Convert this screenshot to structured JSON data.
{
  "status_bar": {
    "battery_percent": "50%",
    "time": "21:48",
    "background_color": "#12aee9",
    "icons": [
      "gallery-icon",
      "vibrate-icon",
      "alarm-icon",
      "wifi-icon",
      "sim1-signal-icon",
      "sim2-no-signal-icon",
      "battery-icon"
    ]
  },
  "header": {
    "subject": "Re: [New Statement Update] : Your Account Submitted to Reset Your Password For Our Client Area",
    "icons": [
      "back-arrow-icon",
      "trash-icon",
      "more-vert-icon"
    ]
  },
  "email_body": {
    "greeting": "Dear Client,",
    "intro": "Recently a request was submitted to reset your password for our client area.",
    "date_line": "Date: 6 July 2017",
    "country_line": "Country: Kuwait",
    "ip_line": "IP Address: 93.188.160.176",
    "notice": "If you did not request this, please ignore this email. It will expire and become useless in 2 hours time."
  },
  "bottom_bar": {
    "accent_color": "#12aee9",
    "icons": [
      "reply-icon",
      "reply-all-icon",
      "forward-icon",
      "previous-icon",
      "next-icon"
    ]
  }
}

[Aim of the task] Extract the complete set of records unchanged.

[Finished task]
Convert this screenshot to structured JSON data.
{
  "status_bar": {
    "battery_percent": "50%",
    "time": "21:48",
    "background_color": "#12aee9",
    "icons": [
      "gallery-icon",
      "vibrate-icon",
      "alarm-icon",
      "wifi-icon",
      "sim1-signal-icon",
      "sim2-no-signal-icon",
      "battery-icon"
    ]
  },
  "header": {
    "subject": "Re: [New Statement Update] : Your Account Submitted to Reset Your Password For Our Client Area",
    "icons": [
      "back-arrow-icon",
      "trash-icon",
      "more-vert-icon"
    ]
  },
  "email_body": {
    "greeting": "Dear Client,",
    "intro": "Recently a request was submitted to reset your password for our client area.",
    "date_line": "Date: 6 July 2017",
    "country_line": "Country: Kuwait",
    "ip_line": "IP Address: 93.188.160.176",
    "notice": "If you did not request this, please ignore this email. It will expire and become useless in 2 hours time."
  },
  "bottom_bar": {
    "accent_color": "#12aee9",
    "icons": [
      "reply-icon",
      "reply-all-icon",
      "forward-icon",
      "previous-icon",
      "next-icon"
    ]
  }
}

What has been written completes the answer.